_Stated exercise:_
Where the word "White" occurs in a line, return that line.

Figure contents as structured data:

[Begin]

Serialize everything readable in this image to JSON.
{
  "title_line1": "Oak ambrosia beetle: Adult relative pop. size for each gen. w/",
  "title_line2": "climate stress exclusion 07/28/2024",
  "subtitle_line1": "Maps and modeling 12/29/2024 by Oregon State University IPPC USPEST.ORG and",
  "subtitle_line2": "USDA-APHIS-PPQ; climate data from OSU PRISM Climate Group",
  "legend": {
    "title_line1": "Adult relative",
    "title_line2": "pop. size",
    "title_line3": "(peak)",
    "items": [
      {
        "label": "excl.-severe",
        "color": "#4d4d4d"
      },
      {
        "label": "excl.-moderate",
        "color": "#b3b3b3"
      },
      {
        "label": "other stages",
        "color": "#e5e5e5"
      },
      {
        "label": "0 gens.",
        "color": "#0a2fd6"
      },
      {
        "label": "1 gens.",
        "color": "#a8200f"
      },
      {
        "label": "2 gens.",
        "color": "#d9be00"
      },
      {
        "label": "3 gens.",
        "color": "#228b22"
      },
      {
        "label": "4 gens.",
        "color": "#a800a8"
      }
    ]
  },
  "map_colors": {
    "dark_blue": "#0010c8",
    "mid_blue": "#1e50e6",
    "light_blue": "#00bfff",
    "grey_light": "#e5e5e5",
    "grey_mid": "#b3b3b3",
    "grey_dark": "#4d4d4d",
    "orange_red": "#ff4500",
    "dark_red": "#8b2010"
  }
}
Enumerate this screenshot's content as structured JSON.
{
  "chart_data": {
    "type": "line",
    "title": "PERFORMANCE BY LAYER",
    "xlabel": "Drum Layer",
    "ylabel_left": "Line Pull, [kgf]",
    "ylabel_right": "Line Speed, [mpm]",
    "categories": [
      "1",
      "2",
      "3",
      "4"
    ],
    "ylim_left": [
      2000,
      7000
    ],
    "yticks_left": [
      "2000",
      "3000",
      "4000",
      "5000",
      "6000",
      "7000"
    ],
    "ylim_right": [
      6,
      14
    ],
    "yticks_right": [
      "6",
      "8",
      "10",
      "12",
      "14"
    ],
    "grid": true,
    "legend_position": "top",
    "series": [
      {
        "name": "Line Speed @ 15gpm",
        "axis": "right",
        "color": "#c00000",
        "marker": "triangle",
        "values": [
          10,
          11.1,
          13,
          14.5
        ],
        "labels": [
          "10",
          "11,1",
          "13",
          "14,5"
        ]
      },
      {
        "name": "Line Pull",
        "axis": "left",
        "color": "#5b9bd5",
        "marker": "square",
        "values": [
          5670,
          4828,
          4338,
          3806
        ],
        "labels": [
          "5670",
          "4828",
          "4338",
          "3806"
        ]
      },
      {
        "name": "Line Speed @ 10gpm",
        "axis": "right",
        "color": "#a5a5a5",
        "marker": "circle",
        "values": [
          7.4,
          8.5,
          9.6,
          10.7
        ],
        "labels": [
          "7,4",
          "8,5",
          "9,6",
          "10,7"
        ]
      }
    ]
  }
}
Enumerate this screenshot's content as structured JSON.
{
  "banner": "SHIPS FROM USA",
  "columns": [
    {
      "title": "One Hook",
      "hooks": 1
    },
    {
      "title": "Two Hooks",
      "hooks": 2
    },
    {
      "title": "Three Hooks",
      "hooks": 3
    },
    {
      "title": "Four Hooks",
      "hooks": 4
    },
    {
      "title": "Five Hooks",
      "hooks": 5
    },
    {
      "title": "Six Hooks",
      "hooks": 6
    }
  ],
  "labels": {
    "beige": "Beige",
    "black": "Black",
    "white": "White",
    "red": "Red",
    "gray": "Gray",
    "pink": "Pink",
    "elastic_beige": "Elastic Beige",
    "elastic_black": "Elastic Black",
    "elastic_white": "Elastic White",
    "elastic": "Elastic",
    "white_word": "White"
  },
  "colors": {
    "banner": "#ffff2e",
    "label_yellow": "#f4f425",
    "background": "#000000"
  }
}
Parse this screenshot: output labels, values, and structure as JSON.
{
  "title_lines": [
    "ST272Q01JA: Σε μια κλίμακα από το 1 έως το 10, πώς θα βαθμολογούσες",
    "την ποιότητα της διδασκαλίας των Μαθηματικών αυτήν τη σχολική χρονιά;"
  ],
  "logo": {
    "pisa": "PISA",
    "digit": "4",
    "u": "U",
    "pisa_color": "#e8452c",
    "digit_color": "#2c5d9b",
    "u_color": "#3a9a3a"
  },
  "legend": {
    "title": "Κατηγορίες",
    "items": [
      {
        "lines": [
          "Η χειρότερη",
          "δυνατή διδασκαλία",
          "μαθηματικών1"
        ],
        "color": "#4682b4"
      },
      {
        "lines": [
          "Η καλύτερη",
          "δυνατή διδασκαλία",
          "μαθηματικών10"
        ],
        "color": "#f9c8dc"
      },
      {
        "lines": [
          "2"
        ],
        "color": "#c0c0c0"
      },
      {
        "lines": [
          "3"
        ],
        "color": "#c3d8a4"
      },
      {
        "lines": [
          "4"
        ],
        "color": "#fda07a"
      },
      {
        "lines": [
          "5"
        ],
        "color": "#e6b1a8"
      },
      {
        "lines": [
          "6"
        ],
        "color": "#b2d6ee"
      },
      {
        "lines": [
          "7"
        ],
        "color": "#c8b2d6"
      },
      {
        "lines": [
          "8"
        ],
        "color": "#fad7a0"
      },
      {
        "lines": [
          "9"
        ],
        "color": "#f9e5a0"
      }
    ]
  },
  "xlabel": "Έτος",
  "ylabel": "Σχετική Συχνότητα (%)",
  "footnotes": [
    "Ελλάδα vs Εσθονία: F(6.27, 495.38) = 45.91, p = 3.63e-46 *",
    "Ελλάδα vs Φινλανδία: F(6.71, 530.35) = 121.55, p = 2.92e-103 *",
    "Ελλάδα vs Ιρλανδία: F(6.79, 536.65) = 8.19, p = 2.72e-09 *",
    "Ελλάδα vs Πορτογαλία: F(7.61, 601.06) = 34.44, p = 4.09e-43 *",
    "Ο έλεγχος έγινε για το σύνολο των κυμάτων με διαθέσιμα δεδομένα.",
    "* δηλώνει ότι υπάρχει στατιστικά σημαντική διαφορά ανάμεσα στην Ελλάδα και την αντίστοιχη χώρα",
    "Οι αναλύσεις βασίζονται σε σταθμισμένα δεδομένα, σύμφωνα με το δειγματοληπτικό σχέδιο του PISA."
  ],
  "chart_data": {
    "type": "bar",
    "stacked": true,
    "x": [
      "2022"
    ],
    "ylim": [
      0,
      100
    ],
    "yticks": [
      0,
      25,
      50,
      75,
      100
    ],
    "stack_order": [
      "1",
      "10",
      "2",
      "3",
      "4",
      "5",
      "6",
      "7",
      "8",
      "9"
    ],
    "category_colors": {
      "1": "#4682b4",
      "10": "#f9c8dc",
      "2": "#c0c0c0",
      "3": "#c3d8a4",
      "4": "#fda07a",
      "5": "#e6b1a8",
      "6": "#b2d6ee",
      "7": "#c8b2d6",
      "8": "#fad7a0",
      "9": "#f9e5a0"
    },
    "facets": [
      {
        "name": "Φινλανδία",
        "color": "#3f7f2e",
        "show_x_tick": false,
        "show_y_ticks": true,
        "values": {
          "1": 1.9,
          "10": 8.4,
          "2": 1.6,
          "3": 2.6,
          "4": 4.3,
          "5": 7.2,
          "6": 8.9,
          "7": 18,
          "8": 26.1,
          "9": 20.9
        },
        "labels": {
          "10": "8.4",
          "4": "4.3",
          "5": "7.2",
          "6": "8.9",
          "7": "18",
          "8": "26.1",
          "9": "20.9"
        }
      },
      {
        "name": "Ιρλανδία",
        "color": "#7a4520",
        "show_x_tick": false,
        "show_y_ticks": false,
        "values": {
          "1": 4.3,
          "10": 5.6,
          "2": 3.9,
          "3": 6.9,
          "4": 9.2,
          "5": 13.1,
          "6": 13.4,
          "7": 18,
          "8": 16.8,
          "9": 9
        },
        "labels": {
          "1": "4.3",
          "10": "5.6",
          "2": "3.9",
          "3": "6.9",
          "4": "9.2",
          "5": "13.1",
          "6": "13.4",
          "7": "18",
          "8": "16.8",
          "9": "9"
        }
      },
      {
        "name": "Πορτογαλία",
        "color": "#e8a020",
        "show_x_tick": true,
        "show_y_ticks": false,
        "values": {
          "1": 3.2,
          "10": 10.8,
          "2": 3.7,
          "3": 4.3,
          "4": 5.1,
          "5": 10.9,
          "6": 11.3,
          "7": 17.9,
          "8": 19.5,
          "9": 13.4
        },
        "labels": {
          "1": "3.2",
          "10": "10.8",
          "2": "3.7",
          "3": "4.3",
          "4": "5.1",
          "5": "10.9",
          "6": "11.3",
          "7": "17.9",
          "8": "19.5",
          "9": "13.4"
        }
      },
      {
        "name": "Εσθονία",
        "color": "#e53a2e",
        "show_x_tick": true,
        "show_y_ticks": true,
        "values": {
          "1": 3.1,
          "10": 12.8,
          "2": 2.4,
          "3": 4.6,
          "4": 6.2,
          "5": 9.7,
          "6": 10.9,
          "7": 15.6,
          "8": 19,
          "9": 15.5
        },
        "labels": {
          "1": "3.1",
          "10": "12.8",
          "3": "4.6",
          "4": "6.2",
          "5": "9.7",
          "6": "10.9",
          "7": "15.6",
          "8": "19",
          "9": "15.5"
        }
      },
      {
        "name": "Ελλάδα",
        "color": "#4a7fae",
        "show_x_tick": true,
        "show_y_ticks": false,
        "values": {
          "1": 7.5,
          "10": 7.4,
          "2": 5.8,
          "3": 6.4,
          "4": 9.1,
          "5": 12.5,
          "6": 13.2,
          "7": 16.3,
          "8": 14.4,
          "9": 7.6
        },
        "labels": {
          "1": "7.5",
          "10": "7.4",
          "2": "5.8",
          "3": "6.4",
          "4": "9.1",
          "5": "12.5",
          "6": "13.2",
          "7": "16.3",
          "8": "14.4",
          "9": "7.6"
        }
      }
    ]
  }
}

[End]

_Result:_
    "white": "White",
    "elastic_white": "Elastic White",
    "white_word": "White"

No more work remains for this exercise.